Tekst do czytania.
★ ★ ★
CVE-2026-53423
ŚrednieCVSS 5.9Prawdopodobieństwo exploitacji (EPSS)
Niskie ryzykoPercentyl 3 — wyżej niż 3% wszystkich znanych CVE
Streszczenie
Podatność w membraneframework membrane_mp4_plugin pozwala na nieautoryzowane wywołanie ataku typu denial-of-service poprzez wyczerpanie tabeli atomów BEAM. Parser nagłówka MP4 nie weryfikuje nazw boxów, co prowadzi do permanentnej alokacji atomów.
Ocena ryzyka
Organizacja może doświadczyć awarii aplikacji działających na węźle BEAM, co prowadzi do przerw w dostępności usług.
Rekomendacja
Zaleca się aktualizację do wersji membrane_mp4_plugin 0.36.7 lub nowszej, aby zniwelować ryzyko związane z tą podatnością.
Oryginalny opis (angielski, źródło NVD)
★ ★ ★
Rekordy zbioru danych.
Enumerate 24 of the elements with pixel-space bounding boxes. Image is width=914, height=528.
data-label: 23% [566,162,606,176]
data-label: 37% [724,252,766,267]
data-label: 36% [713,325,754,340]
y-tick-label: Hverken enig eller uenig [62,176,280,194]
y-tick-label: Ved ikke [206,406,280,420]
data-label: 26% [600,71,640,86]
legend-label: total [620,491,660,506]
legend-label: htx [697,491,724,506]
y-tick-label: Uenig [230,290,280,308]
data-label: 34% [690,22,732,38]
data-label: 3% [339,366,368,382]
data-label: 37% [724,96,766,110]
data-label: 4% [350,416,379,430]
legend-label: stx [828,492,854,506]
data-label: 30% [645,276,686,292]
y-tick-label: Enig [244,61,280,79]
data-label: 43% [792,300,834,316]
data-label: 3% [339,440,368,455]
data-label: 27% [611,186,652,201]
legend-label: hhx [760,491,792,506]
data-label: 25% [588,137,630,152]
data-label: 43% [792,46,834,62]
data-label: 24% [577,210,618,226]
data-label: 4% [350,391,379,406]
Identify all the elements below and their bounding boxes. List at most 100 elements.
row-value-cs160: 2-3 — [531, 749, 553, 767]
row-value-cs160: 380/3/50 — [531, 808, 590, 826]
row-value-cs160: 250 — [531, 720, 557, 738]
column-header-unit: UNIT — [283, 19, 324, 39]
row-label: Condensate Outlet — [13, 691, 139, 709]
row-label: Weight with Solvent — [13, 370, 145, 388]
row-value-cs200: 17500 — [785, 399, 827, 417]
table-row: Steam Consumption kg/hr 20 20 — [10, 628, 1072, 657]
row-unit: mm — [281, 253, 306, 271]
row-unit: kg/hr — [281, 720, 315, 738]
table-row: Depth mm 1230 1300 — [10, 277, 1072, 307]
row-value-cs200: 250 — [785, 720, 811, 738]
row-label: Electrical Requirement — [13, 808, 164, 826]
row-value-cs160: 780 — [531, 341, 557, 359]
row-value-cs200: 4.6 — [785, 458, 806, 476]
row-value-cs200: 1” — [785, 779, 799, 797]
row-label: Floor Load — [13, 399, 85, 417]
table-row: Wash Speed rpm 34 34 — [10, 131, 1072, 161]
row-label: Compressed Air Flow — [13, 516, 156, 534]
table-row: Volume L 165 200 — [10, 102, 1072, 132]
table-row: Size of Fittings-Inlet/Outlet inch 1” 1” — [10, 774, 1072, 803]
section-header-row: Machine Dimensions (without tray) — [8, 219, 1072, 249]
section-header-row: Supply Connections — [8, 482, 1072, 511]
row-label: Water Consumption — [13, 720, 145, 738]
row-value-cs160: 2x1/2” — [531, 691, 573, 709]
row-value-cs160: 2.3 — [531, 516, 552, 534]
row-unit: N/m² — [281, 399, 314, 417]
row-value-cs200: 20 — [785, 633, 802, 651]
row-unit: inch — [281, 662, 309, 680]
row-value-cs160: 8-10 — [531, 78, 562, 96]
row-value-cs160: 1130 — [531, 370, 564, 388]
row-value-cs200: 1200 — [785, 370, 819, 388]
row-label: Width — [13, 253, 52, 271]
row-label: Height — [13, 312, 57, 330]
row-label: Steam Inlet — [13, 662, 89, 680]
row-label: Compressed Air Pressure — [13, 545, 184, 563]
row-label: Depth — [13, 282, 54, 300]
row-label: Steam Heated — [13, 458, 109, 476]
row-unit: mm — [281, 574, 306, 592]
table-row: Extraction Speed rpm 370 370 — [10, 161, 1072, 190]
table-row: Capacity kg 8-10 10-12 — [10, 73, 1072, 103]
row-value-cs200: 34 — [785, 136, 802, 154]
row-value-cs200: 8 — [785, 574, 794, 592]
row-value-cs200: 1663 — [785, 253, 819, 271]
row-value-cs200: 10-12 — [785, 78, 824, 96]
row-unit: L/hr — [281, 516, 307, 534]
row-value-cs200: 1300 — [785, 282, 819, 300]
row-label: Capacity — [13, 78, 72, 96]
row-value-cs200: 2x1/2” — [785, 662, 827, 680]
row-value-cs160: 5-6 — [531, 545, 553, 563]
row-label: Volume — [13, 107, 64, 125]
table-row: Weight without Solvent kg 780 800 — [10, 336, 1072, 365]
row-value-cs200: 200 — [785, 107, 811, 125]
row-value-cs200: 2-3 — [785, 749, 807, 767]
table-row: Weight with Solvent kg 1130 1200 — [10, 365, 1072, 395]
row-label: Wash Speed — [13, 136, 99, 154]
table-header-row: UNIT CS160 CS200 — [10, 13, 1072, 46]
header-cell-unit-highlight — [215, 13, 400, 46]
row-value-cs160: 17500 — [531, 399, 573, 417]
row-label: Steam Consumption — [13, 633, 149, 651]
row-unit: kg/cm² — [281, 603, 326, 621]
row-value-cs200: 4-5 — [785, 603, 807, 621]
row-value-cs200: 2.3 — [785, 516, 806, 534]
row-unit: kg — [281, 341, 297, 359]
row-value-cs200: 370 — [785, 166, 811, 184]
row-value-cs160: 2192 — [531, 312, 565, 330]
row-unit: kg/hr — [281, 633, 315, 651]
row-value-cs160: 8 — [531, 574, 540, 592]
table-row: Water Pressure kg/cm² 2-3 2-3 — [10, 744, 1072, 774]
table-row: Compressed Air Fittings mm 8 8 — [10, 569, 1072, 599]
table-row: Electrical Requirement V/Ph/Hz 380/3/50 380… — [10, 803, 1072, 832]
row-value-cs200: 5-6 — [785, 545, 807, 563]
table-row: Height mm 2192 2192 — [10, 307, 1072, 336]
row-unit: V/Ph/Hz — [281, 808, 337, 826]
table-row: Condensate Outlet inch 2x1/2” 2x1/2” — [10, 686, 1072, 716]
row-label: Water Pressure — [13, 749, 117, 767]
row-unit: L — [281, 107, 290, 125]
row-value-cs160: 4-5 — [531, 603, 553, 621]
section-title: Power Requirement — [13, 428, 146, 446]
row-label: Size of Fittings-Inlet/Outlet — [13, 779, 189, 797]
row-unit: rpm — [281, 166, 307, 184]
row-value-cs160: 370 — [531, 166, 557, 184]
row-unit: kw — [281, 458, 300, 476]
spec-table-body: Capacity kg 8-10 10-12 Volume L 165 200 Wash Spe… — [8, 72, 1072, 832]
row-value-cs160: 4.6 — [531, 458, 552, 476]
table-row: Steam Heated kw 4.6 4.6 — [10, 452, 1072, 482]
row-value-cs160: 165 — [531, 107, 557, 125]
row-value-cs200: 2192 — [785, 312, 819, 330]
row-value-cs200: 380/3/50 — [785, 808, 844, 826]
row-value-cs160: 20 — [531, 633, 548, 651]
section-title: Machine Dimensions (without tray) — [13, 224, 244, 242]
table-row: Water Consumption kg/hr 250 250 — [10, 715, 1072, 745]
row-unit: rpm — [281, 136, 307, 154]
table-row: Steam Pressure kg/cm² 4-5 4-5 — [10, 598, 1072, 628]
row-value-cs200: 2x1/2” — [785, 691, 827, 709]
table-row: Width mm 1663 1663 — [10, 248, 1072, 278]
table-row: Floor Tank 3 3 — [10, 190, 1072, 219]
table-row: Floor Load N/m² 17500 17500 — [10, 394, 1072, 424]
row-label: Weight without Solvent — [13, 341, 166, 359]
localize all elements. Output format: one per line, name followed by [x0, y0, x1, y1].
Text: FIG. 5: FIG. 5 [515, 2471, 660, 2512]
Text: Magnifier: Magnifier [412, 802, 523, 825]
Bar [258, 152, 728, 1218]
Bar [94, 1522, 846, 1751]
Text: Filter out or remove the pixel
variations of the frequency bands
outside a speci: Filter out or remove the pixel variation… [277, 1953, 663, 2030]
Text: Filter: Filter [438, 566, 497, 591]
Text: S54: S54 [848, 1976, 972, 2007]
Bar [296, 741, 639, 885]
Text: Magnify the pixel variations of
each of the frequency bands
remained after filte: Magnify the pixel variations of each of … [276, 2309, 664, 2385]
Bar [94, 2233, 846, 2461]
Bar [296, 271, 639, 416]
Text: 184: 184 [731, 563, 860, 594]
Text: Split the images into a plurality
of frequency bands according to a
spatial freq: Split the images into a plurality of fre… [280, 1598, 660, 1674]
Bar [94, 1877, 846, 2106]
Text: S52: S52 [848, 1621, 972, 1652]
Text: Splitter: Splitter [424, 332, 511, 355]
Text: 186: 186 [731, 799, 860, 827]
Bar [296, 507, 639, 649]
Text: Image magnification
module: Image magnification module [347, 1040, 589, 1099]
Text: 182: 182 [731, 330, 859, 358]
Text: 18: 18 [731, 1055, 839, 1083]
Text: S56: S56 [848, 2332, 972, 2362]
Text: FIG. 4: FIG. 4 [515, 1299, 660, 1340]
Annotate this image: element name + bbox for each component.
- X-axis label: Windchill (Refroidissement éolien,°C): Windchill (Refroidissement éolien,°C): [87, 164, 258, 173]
★ ★ ★
Zadania do wykonania.
A: Wymień wszystkie nagłówki sekcji, na które podzielony jest opis podatności CVE-2026-53423.
B: Dopisz dalszy ciąg opisu podatności CVE-2026-53423, zaczynając po jego ostatnim wierszu.

Odpowiedzi do zadań.
A:
- Streszczenie
- Ocena ryzyka
- Rekomendacja
- Oryginalny opis (angielski, źródło NVD)

B:
Allocation of Resources Without Limits or Throttling vulnerability in membraneframework membrane_mp4_plugin allows unauthenticated denial-of-service via BEAM atom table exhaustion. The MP4 box header parser converts each 4-byte box name to an atom using String.to_atom/1 without validation. 'Elixir.Membrane.MP4.Container.Header':parse_box_name/1 in lib/membrane_mp4/container/header.ex interns every box name encountered while 'Elixir.Membrane.MP4.Container.Header':parse/1 walks the input. BEAM atoms are never garbage-collected, so each unique attacker-controlled 4-byte name is a permanent allocation. A crafted MP4 of approximately 8 MB containing roughly 1.1 million boxes with distinct non-standard names exhausts the atom table (default ceiling around 1,048,576 atoms), aborting the entire BEAM node and taking down all applications running on it. This issue affects membrane_mp4_plugin from 0.3.0 before 0.36.7.